● Box coordinate listings:
○ ○ ○

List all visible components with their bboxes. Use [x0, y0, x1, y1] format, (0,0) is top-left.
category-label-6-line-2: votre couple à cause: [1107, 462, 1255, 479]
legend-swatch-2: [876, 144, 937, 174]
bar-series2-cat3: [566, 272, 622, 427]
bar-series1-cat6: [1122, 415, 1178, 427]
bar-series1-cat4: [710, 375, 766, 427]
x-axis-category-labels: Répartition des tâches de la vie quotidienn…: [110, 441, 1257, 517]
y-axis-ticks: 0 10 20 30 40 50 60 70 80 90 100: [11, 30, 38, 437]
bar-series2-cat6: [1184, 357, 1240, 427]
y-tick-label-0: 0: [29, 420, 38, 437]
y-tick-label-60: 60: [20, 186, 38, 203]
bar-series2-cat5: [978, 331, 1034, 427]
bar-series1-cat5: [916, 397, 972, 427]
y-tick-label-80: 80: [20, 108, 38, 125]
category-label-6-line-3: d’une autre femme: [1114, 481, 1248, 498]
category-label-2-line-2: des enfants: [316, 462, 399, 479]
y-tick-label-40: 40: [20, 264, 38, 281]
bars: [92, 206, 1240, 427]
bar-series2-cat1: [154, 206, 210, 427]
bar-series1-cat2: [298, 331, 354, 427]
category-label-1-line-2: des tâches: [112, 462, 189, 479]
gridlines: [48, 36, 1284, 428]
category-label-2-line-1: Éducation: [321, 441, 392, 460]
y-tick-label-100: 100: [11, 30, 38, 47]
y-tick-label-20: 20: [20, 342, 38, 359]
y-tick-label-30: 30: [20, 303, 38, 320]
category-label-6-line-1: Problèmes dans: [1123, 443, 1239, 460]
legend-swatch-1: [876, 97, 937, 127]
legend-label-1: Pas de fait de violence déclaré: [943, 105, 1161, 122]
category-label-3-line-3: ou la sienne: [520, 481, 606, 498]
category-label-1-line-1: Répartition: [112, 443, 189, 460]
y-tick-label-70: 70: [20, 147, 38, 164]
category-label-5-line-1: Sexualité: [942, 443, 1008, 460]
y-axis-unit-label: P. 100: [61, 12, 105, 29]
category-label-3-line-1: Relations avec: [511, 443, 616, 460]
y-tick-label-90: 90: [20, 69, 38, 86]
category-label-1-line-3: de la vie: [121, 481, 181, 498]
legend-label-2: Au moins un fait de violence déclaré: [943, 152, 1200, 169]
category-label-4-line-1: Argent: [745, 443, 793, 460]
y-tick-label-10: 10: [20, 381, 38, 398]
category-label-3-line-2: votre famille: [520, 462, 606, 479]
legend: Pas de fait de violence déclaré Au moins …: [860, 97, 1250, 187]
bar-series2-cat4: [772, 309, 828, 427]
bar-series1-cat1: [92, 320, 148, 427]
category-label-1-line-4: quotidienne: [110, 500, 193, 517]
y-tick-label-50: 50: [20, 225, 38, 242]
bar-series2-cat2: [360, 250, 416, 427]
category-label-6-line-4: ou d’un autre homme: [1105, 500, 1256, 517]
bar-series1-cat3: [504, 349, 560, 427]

○ ○ ○

● WHAT YOU ARE ASKED TO DO:
Please retype the data above line for line, with no changes.

● CORRECT ANSWER:
List all visible components with their bboxes. Use [x0, y0, x1, y1] format, (0,0) is top-left.
category-label-6-line-2: votre couple à cause: [1107, 462, 1255, 479]
legend-swatch-2: [876, 144, 937, 174]
bar-series2-cat3: [566, 272, 622, 427]
bar-series1-cat6: [1122, 415, 1178, 427]
bar-series1-cat4: [710, 375, 766, 427]
x-axis-category-labels: Répartition des tâches de la vie quotidienn…: [110, 441, 1257, 517]
y-axis-ticks: 0 10 20 30 40 50 60 70 80 90 100: [11, 30, 38, 437]
bar-series2-cat6: [1184, 357, 1240, 427]
y-tick-label-0: 0: [29, 420, 38, 437]
y-tick-label-60: 60: [20, 186, 38, 203]
bar-series2-cat5: [978, 331, 1034, 427]
bar-series1-cat5: [916, 397, 972, 427]
y-tick-label-80: 80: [20, 108, 38, 125]
category-label-6-line-3: d’une autre femme: [1114, 481, 1248, 498]
category-label-2-line-2: des enfants: [316, 462, 399, 479]
y-tick-label-40: 40: [20, 264, 38, 281]
bars: [92, 206, 1240, 427]
bar-series2-cat1: [154, 206, 210, 427]
bar-series1-cat2: [298, 331, 354, 427]
category-label-1-line-2: des tâches: [112, 462, 189, 479]
gridlines: [48, 36, 1284, 428]
category-label-2-line-1: Éducation: [321, 441, 392, 460]
y-tick-label-100: 100: [11, 30, 38, 47]
y-tick-label-20: 20: [20, 342, 38, 359]
y-tick-label-30: 30: [20, 303, 38, 320]
category-label-6-line-1: Problèmes dans: [1123, 443, 1239, 460]
legend-swatch-1: [876, 97, 937, 127]
legend-label-1: Pas de fait de violence déclaré: [943, 105, 1161, 122]
category-label-3-line-3: ou la sienne: [520, 481, 606, 498]
category-label-1-line-1: Répartition: [112, 443, 189, 460]
y-tick-label-70: 70: [20, 147, 38, 164]
category-label-5-line-1: Sexualité: [942, 443, 1008, 460]
y-axis-unit-label: P. 100: [61, 12, 105, 29]
category-label-3-line-1: Relations avec: [511, 443, 616, 460]
y-tick-label-90: 90: [20, 69, 38, 86]
category-label-1-line-3: de la vie: [121, 481, 181, 498]
legend-label-2: Au moins un fait de violence déclaré: [943, 152, 1200, 169]
category-label-4-line-1: Argent: [745, 443, 793, 460]
y-tick-label-10: 10: [20, 381, 38, 398]
category-label-3-line-2: votre famille: [520, 462, 606, 479]
legend: Pas de fait de violence déclaré Au moins …: [860, 97, 1250, 187]
bar-series2-cat4: [772, 309, 828, 427]
bar-series1-cat1: [92, 320, 148, 427]
category-label-1-line-4: quotidienne: [110, 500, 193, 517]
y-tick-label-50: 50: [20, 225, 38, 242]
bar-series2-cat2: [360, 250, 416, 427]
category-label-6-line-4: ou d’un autre homme: [1105, 500, 1256, 517]
bar-series1-cat3: [504, 349, 560, 427]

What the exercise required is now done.